• _WRITTEN TASK_:
Copy out the lines below verbatim, beginning with the line containing "currency-badge[interactable] bbox=[2028, 50, 2059, 67]" and ending with the line containing "y-tick-label: 0.60000 bbox=[2025, 329, 2066, 341]", both included.

• _DATA FOR THIS EXERCISE_:
►

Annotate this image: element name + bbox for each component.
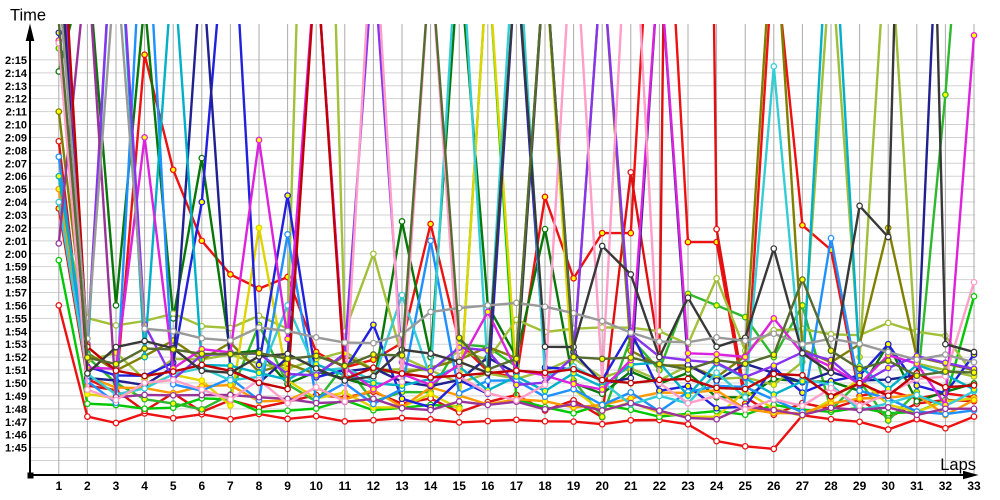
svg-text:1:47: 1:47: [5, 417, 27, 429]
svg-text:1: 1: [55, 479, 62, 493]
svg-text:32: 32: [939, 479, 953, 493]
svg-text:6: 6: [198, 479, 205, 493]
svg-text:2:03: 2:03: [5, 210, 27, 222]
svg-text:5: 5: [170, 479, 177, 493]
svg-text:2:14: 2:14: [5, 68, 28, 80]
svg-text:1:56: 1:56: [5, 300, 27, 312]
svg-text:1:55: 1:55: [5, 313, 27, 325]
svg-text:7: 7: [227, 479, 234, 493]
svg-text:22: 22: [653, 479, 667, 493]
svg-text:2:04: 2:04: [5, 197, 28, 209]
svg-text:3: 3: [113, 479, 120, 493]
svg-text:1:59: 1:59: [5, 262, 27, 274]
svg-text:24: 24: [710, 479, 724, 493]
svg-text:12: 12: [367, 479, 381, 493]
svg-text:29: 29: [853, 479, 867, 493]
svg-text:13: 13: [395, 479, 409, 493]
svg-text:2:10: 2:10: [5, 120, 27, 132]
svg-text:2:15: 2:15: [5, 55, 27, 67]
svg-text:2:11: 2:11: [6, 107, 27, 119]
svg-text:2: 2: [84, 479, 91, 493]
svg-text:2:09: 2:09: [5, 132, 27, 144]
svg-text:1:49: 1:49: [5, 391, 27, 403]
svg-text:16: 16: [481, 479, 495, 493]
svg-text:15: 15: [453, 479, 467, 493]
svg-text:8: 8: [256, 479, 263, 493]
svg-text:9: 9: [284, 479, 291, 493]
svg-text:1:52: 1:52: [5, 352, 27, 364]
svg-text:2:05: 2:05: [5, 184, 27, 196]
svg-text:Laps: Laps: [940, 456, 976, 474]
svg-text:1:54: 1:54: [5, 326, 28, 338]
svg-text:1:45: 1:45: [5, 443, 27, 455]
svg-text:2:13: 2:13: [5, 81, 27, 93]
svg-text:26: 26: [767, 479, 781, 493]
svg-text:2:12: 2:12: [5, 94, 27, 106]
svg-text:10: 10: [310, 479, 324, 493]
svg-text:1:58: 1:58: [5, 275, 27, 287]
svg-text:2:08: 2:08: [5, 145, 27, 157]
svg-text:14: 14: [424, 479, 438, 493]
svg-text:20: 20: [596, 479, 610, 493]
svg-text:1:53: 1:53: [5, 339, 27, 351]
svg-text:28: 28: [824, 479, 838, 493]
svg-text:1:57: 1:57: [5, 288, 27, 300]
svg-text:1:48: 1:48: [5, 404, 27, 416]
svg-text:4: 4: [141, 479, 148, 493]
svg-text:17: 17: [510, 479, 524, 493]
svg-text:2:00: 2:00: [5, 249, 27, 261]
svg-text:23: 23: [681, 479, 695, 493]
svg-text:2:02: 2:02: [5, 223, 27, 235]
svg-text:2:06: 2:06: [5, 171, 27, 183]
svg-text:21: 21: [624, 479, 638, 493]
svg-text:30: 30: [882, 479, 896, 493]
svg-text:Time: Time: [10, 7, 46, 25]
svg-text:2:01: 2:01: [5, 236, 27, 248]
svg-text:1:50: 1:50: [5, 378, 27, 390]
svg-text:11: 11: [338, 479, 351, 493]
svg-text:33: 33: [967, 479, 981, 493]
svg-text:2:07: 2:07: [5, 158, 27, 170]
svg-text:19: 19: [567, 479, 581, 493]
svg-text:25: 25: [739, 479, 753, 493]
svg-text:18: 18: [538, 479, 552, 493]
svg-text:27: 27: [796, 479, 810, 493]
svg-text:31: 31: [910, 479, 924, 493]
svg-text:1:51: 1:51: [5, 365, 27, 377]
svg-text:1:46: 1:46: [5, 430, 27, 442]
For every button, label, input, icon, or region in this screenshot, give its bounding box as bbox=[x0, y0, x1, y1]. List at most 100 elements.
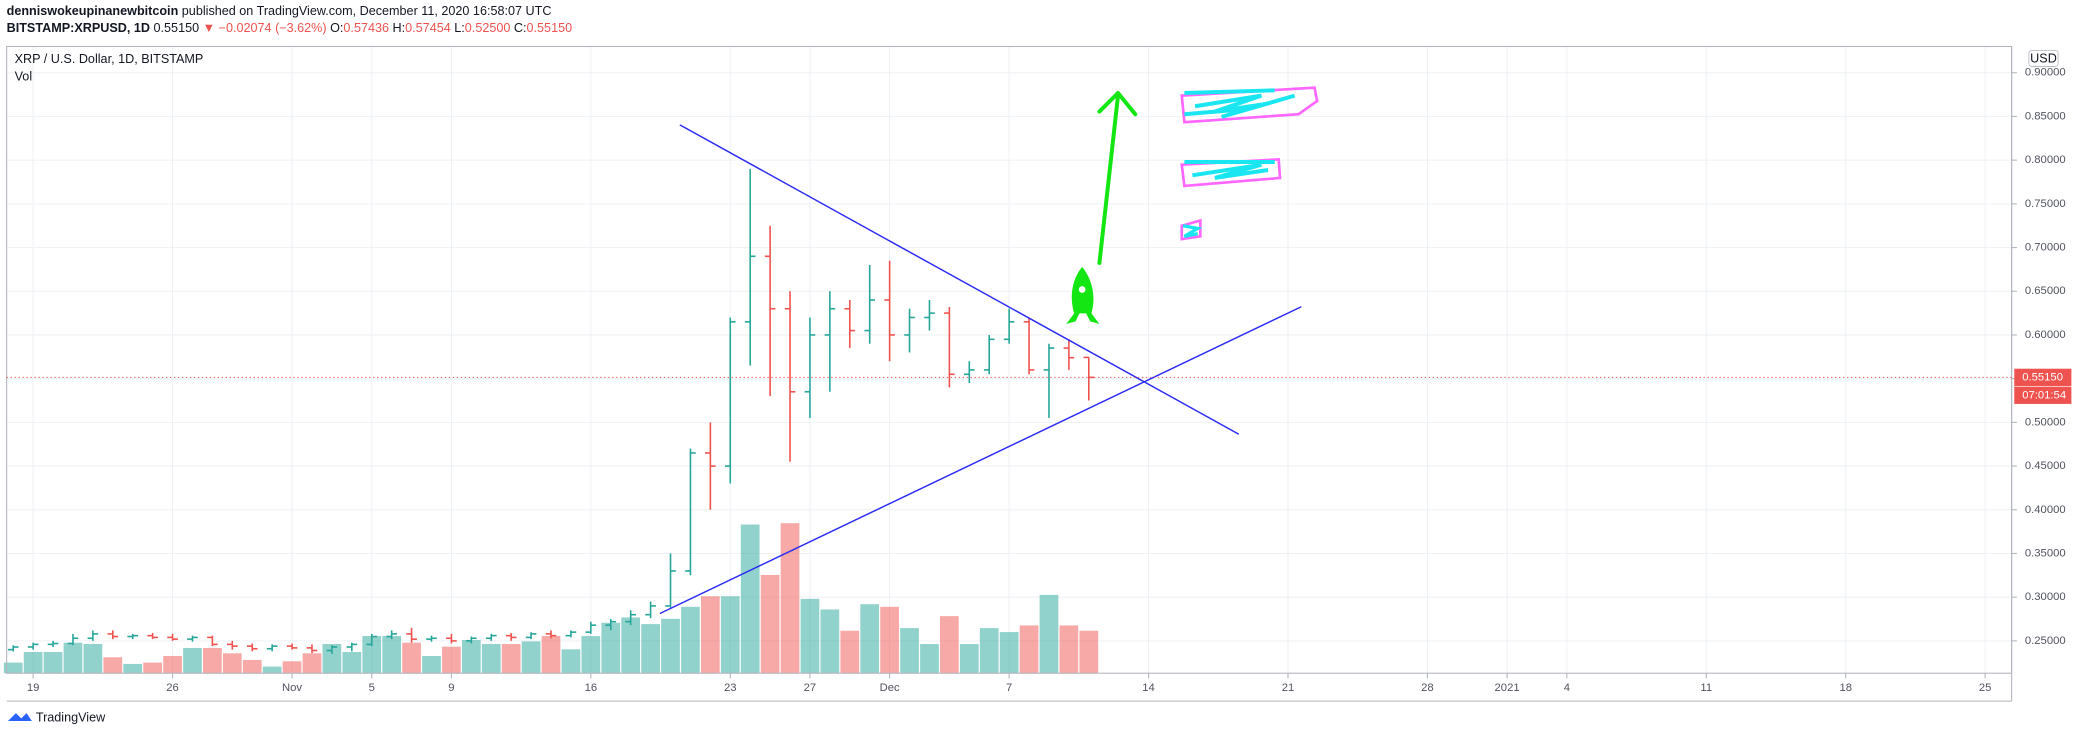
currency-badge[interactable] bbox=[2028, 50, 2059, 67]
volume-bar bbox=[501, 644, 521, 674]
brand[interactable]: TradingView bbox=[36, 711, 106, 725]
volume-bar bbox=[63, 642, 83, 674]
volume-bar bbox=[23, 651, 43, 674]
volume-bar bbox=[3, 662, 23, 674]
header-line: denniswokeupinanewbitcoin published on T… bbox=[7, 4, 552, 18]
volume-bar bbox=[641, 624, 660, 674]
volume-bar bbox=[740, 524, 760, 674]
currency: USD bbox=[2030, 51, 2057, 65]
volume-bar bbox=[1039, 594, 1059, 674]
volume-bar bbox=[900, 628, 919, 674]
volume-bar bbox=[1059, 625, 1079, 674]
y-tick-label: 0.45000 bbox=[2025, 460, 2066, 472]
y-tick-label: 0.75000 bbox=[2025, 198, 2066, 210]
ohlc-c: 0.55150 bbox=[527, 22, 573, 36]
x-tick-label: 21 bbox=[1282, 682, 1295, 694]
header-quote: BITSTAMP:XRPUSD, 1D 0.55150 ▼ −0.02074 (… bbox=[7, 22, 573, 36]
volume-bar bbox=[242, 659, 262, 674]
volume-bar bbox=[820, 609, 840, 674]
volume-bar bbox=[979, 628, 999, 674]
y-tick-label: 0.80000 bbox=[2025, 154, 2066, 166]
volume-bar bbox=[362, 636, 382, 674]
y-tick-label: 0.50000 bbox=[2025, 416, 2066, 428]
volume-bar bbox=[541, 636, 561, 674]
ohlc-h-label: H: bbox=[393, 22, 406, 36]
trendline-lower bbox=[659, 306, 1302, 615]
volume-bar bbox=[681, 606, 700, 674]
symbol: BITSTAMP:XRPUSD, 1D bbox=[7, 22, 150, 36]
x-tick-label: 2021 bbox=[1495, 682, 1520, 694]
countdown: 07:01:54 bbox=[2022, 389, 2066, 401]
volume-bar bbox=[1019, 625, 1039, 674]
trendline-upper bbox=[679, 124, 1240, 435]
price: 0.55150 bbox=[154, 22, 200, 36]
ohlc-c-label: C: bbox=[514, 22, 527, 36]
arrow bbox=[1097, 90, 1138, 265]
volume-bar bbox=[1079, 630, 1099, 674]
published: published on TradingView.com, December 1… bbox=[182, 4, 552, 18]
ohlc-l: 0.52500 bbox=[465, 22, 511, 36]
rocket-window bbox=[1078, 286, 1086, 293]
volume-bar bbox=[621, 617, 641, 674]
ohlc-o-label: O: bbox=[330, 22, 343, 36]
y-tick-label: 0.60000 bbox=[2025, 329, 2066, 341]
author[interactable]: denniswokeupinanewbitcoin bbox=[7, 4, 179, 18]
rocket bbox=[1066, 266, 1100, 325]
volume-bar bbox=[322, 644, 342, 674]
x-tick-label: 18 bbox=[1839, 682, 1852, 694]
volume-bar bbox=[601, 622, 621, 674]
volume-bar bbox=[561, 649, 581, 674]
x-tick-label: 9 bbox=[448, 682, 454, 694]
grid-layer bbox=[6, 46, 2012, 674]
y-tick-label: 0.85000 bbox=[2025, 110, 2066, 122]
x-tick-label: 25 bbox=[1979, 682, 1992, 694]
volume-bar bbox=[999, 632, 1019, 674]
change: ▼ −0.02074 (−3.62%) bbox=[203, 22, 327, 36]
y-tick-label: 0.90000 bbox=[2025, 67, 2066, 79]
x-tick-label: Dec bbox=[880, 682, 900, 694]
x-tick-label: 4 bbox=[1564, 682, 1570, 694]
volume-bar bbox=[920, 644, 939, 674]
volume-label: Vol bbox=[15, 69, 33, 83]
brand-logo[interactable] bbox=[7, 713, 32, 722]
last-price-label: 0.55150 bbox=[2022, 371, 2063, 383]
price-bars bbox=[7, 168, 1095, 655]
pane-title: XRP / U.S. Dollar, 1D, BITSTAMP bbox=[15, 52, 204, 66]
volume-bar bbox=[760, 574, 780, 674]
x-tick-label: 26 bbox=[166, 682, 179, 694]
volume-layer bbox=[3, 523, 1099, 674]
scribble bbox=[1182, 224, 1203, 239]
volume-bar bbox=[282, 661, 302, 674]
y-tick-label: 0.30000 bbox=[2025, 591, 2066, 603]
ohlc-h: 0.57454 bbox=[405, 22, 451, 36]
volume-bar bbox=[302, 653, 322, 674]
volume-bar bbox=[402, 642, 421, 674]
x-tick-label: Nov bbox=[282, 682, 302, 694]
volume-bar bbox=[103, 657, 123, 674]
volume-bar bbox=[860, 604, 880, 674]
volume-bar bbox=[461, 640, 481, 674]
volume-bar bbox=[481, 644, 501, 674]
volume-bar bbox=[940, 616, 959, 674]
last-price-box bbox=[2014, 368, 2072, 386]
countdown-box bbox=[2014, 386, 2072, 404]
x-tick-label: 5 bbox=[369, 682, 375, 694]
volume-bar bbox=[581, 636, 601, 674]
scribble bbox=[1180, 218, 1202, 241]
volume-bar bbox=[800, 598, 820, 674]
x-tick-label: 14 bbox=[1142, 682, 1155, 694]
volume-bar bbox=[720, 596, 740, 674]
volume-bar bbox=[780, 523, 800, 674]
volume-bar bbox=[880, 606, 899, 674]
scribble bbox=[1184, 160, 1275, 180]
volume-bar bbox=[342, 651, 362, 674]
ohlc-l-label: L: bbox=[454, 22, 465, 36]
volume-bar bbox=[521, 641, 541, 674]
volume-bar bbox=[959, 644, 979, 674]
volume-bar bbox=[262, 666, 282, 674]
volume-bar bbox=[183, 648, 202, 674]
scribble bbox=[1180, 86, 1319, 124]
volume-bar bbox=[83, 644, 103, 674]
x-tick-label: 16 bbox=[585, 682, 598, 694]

◄

• _SOLUTION TO THIS PROBLEM_:
currency-badge[interactable] bbox=[2028, 50, 2059, 67]
volume-bar bbox=[501, 644, 521, 674]
brand[interactable]: TradingView bbox=[36, 711, 106, 725]
volume-bar bbox=[63, 642, 83, 674]
volume-bar bbox=[23, 651, 43, 674]
volume-bar bbox=[3, 662, 23, 674]
header-line: denniswokeupinanewbitcoin published on T… bbox=[7, 4, 552, 18]
volume-bar bbox=[641, 624, 660, 674]
volume-bar bbox=[740, 524, 760, 674]
currency: USD bbox=[2030, 51, 2057, 65]
volume-bar bbox=[1039, 594, 1059, 674]
volume-bar bbox=[900, 628, 919, 674]
volume-bar bbox=[1059, 625, 1079, 674]
y-tick-label: 0.45000 bbox=[2025, 460, 2066, 472]
y-tick-label: 0.75000 bbox=[2025, 198, 2066, 210]
ohlc-c: 0.55150 bbox=[527, 22, 573, 36]
x-tick-label: 21 bbox=[1282, 682, 1295, 694]
header-quote: BITSTAMP:XRPUSD, 1D 0.55150 ▼ −0.02074 (… bbox=[7, 22, 573, 36]
volume-bar bbox=[242, 659, 262, 674]
volume-bar bbox=[820, 609, 840, 674]
volume-bar bbox=[979, 628, 999, 674]
y-tick-label: 0.80000 bbox=[2025, 154, 2066, 166]
volume-bar bbox=[362, 636, 382, 674]
y-tick-label: 0.50000 bbox=[2025, 416, 2066, 428]
volume-bar bbox=[541, 636, 561, 674]
ohlc-h-label: H: bbox=[393, 22, 406, 36]
trendline-lower bbox=[659, 306, 1302, 615]
volume-bar bbox=[681, 606, 700, 674]
symbol: BITSTAMP:XRPUSD, 1D bbox=[7, 22, 150, 36]
x-tick-label: 2021 bbox=[1495, 682, 1520, 694]
countdown: 07:01:54 bbox=[2022, 389, 2066, 401]
volume-bar bbox=[1019, 625, 1039, 674]
trendline-upper bbox=[679, 124, 1240, 435]
price: 0.55150 bbox=[154, 22, 200, 36]
ohlc-c-label: C: bbox=[514, 22, 527, 36]
arrow bbox=[1097, 90, 1138, 265]
volume-bar bbox=[1079, 630, 1099, 674]
published: published on TradingView.com, December 1… bbox=[182, 4, 552, 18]
ohlc-l: 0.52500 bbox=[465, 22, 511, 36]
rocket-window bbox=[1078, 286, 1086, 293]
volume-bar bbox=[621, 617, 641, 674]
ohlc-o-label: O: bbox=[330, 22, 343, 36]
y-tick-label: 0.60000 bbox=[2025, 329, 2066, 341]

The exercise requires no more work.